Records:

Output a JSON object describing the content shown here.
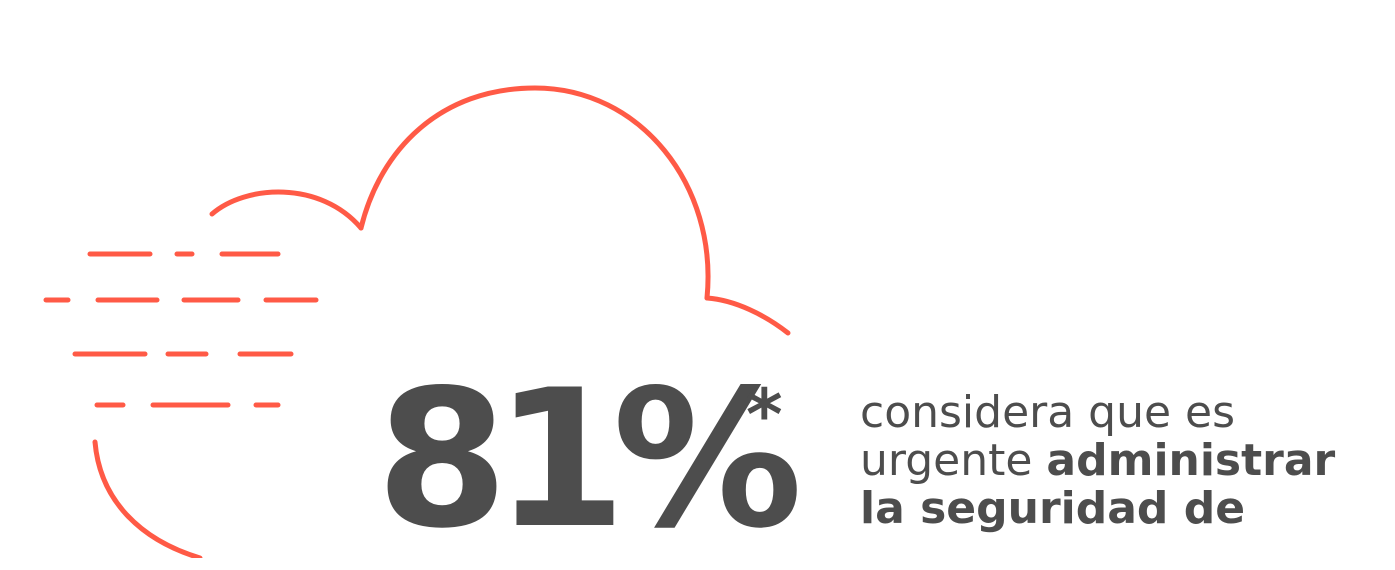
{
  "stat": {
    "value": "81%",
    "footnote_mark": "*"
  },
  "caption": {
    "line1": "considera que es",
    "line2_plain": "urgente ",
    "line2_bold": "administrar",
    "line3_bold": "la seguridad de"
  },
  "icons": {
    "cloud": "cloud-outline-icon",
    "speed_lines": "speed-lines-icon"
  },
  "colors": {
    "accent": "#ff5a46",
    "text": "#4d4d4d",
    "background": "#ffffff"
  }
}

--- Exercise details ---
Without the pictures, retype the whole of the material above exactly.

--- Expected output ---
Output a JSON object describing the content shown here.
{
  "stat": {
    "value": "81%",
    "footnote_mark": "*"
  },
  "caption": {
    "line1": "considera que es",
    "line2_plain": "urgente ",
    "line2_bold": "administrar",
    "line3_bold": "la seguridad de"
  },
  "icons": {
    "cloud": "cloud-outline-icon",
    "speed_lines": "speed-lines-icon"
  },
  "colors": {
    "accent": "#ff5a46",
    "text": "#4d4d4d",
    "background": "#ffffff"
  }
}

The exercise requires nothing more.